§ **ENTRIES PROVIDED**:
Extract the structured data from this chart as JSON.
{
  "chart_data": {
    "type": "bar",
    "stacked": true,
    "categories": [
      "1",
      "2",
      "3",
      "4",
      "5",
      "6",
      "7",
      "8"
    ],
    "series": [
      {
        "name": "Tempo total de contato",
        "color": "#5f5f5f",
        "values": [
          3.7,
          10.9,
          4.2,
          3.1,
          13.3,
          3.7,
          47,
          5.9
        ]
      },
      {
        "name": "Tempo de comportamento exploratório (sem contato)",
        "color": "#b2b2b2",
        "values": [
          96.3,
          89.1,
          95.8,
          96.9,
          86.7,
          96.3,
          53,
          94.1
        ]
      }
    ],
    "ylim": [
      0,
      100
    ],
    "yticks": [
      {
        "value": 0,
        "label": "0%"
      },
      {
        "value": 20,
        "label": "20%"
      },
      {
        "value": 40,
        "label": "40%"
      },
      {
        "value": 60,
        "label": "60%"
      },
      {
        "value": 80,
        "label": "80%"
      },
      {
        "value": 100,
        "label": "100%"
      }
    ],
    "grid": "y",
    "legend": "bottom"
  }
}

---

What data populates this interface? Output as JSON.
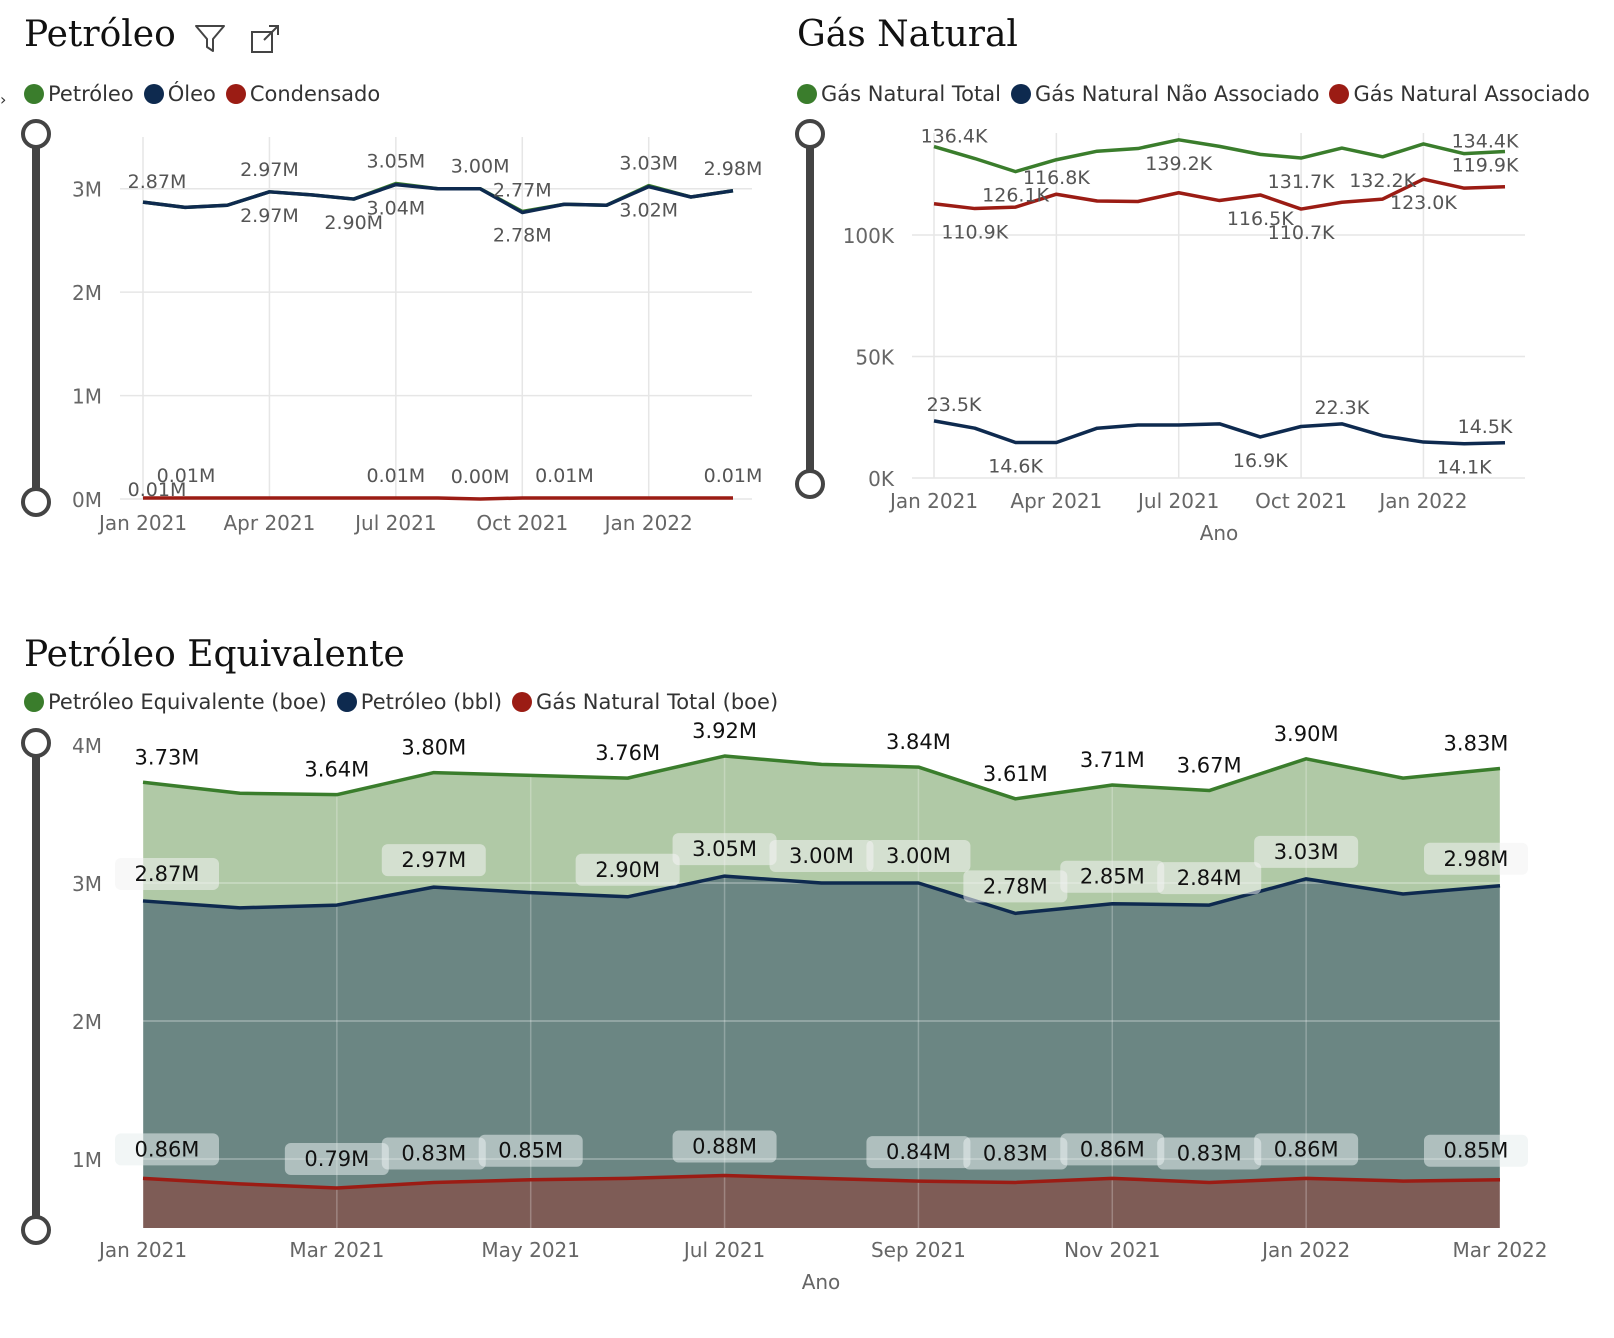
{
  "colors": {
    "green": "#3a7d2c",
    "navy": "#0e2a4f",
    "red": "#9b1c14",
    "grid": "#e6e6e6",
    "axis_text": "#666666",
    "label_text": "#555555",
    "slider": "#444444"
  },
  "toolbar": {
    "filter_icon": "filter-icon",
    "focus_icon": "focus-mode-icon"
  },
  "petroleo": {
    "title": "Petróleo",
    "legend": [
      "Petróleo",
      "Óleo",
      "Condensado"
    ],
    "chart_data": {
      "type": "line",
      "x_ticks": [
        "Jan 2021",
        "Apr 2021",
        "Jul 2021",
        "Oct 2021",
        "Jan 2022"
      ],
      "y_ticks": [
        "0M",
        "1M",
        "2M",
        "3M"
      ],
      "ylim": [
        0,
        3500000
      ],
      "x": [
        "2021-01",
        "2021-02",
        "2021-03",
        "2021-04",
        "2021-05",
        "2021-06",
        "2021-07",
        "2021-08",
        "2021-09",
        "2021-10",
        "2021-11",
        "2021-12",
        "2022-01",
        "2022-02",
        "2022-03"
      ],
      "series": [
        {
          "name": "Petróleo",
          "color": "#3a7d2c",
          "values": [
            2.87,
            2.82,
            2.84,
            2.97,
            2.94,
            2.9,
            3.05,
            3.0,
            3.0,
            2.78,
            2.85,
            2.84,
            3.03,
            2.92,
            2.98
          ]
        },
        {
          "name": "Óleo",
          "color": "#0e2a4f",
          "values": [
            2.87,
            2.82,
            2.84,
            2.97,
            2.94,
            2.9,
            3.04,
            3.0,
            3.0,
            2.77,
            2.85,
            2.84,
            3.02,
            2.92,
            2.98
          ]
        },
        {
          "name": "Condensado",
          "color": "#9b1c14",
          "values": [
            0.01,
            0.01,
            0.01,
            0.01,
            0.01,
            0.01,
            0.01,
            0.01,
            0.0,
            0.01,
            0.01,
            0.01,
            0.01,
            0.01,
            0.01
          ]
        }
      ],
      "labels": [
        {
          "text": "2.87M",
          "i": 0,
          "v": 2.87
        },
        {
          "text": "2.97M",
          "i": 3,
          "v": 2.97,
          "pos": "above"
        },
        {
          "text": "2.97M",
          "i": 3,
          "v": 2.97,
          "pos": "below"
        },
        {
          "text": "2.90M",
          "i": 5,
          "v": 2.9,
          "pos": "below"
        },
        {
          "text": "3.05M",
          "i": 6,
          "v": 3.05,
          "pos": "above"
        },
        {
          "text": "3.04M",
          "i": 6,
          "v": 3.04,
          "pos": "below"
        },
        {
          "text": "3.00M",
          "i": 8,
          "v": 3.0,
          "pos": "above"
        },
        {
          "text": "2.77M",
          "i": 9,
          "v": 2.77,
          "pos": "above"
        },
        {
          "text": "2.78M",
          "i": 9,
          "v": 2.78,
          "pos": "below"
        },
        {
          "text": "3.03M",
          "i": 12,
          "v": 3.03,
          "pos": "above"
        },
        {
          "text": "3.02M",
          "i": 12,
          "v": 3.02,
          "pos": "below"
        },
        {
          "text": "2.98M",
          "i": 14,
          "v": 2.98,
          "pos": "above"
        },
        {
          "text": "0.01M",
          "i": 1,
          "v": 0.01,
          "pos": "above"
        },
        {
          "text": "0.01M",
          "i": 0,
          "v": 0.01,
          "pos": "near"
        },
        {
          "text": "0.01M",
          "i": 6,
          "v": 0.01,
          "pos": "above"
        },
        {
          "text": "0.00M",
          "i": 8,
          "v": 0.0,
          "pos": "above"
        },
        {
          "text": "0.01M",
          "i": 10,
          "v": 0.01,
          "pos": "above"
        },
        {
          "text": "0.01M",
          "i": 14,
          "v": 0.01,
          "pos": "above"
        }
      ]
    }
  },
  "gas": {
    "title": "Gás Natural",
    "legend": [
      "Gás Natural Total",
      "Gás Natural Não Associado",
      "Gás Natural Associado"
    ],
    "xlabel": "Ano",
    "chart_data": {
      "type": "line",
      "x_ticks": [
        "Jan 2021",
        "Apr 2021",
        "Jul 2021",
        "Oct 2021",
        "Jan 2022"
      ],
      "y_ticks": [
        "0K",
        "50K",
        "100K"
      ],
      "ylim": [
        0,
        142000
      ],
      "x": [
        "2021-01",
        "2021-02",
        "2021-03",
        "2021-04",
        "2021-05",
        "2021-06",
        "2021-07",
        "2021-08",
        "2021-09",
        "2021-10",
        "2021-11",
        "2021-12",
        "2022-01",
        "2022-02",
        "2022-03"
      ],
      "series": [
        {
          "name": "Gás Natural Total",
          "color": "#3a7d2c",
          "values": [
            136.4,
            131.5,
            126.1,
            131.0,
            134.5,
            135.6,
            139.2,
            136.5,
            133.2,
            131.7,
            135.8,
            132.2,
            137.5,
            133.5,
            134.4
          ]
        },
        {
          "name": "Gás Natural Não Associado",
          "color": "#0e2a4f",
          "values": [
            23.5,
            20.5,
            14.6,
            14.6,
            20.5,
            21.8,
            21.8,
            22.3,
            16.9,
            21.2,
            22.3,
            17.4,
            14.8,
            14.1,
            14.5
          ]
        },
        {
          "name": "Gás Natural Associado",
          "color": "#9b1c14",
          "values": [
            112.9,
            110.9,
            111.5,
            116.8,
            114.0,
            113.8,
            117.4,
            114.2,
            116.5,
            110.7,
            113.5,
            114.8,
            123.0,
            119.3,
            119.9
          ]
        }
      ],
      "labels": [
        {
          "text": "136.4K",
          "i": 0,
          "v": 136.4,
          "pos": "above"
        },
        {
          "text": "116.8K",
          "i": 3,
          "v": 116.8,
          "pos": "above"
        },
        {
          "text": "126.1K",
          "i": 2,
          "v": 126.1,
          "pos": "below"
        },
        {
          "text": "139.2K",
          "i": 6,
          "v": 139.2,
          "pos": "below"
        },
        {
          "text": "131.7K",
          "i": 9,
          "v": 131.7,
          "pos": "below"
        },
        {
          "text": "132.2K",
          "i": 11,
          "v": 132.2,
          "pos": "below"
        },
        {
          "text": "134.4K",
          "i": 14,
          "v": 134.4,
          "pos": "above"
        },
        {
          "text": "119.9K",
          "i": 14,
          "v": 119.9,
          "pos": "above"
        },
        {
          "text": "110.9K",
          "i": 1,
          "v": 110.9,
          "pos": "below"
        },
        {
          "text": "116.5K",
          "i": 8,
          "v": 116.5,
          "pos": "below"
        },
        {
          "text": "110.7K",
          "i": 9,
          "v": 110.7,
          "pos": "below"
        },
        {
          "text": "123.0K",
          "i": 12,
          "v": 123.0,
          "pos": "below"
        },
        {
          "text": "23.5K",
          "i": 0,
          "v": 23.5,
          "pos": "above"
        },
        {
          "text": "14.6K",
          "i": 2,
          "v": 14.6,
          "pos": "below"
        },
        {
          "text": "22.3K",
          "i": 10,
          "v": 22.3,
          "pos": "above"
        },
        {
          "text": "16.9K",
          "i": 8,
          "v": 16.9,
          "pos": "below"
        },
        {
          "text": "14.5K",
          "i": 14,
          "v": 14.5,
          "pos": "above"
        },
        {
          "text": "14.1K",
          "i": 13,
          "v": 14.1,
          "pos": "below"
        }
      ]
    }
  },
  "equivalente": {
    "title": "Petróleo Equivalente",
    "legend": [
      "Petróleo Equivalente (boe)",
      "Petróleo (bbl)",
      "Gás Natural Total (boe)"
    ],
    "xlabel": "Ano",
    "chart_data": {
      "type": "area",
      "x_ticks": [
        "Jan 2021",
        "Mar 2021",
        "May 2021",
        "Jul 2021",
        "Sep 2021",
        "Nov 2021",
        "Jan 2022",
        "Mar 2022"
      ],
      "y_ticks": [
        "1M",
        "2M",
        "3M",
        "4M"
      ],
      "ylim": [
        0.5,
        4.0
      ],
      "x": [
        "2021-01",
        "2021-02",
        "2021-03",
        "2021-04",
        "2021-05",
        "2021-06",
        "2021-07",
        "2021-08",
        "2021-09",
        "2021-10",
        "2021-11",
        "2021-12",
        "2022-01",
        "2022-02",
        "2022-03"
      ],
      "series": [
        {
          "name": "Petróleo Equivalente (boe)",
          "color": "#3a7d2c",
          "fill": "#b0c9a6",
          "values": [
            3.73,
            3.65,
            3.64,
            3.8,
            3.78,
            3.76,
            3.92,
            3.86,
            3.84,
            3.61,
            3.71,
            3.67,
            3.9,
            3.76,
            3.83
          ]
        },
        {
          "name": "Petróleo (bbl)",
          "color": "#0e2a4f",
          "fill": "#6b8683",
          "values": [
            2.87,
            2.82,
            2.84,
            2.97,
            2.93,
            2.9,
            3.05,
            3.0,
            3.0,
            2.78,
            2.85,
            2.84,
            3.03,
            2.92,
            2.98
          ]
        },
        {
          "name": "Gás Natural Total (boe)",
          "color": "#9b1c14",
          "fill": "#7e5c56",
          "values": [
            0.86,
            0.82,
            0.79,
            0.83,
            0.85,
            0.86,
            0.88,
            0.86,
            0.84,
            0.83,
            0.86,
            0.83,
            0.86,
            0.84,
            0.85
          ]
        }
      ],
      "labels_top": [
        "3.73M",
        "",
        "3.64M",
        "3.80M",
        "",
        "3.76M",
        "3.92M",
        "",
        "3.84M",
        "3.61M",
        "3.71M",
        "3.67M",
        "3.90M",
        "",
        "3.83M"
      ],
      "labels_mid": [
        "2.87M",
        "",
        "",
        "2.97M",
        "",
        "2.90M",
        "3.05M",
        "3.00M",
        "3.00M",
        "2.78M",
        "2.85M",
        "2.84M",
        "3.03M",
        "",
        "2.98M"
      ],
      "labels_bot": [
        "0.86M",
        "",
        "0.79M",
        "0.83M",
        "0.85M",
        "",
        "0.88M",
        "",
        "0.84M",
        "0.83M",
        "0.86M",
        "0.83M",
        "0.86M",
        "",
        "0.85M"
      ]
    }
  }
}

§ **OBJECTIVE**: Gather each line from the listing above that holds "this".

§ **REPLY TO THE EXERCISE**:
Extract the structured data from this chart as JSON.
What data populates this interface? Output as JSON.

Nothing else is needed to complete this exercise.